**WHAT NEEDS TO BE DONE:** Print the records again, character for character.

**DATA TO USE:**
.....

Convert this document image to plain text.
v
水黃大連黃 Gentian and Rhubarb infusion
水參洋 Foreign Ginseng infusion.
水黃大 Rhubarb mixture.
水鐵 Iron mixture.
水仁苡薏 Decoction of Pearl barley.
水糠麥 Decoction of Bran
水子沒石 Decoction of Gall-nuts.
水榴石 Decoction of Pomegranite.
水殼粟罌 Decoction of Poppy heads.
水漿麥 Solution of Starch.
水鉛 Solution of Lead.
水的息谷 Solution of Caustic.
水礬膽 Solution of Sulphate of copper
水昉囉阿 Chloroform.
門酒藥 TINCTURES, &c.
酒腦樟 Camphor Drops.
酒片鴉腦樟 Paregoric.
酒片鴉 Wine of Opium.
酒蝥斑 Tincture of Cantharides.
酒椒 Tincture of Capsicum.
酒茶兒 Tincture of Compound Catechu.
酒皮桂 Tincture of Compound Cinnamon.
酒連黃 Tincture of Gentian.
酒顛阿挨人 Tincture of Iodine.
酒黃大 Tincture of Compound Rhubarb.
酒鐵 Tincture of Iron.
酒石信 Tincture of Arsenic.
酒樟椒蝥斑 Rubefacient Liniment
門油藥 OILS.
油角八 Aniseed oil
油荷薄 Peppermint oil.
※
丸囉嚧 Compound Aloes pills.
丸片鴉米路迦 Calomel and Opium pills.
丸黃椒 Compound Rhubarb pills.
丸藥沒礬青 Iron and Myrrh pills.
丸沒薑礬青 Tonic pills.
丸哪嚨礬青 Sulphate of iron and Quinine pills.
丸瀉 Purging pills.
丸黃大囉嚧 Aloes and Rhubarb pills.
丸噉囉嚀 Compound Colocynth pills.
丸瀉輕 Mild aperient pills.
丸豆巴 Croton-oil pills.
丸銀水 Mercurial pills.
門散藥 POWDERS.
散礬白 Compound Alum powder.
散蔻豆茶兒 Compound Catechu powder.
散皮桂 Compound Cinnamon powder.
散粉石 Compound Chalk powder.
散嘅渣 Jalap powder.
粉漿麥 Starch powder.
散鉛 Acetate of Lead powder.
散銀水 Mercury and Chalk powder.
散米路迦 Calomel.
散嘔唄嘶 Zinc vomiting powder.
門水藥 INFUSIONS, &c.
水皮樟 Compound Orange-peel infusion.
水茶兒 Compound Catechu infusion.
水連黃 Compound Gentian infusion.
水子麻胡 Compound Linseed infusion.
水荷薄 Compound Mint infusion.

.....

**ANSWER FOR THE TASK:**
Convert this document image to plain text.
v
水黃大連黃 Gentian and Rhubarb infusion
水參洋 Foreign Ginseng infusion.
水黃大 Rhubarb mixture.
水鐵 Iron mixture.
水仁苡薏 Decoction of Pearl barley.
水糠麥 Decoction of Bran
水子沒石 Decoction of Gall-nuts.
水榴石 Decoction of Pomegranite.
水殼粟罌 Decoction of Poppy heads.
水漿麥 Solution of Starch.
水鉛 Solution of Lead.
水的息谷 Solution of Caustic.
水礬膽 Solution of Sulphate of copper
水昉囉阿 Chloroform.
門酒藥 TINCTURES, &c.
酒腦樟 Camphor Drops.
酒片鴉腦樟 Paregoric.
酒片鴉 Wine of Opium.
酒蝥斑 Tincture of Cantharides.
酒椒 Tincture of Capsicum.
酒茶兒 Tincture of Compound Catechu.
酒皮桂 Tincture of Compound Cinnamon.
酒連黃 Tincture of Gentian.
酒顛阿挨人 Tincture of Iodine.
酒黃大 Tincture of Compound Rhubarb.
酒鐵 Tincture of Iron.
酒石信 Tincture of Arsenic.
酒樟椒蝥斑 Rubefacient Liniment
門油藥 OILS.
油角八 Aniseed oil
油荷薄 Peppermint oil.
※
丸囉嚧 Compound Aloes pills.
丸片鴉米路迦 Calomel and Opium pills.
丸黃椒 Compound Rhubarb pills.
丸藥沒礬青 Iron and Myrrh pills.
丸沒薑礬青 Tonic pills.
丸哪嚨礬青 Sulphate of iron and Quinine pills.
丸瀉 Purging pills.
丸黃大囉嚧 Aloes and Rhubarb pills.
丸噉囉嚀 Compound Colocynth pills.
丸瀉輕 Mild aperient pills.
丸豆巴 Croton-oil pills.
丸銀水 Mercurial pills.
門散藥 POWDERS.
散礬白 Compound Alum powder.
散蔻豆茶兒 Compound Catechu powder.
散皮桂 Compound Cinnamon powder.
散粉石 Compound Chalk powder.
散嘅渣 Jalap powder.
粉漿麥 Starch powder.
散鉛 Acetate of Lead powder.
散銀水 Mercury and Chalk powder.
散米路迦 Calomel.
散嘔唄嘶 Zinc vomiting powder.
門水藥 INFUSIONS, &c.
水皮樟 Compound Orange-peel infusion.
水茶兒 Compound Catechu infusion.
水連黃 Compound Gentian infusion.
水子麻胡 Compound Linseed infusion.
水荷薄 Compound Mint infusion.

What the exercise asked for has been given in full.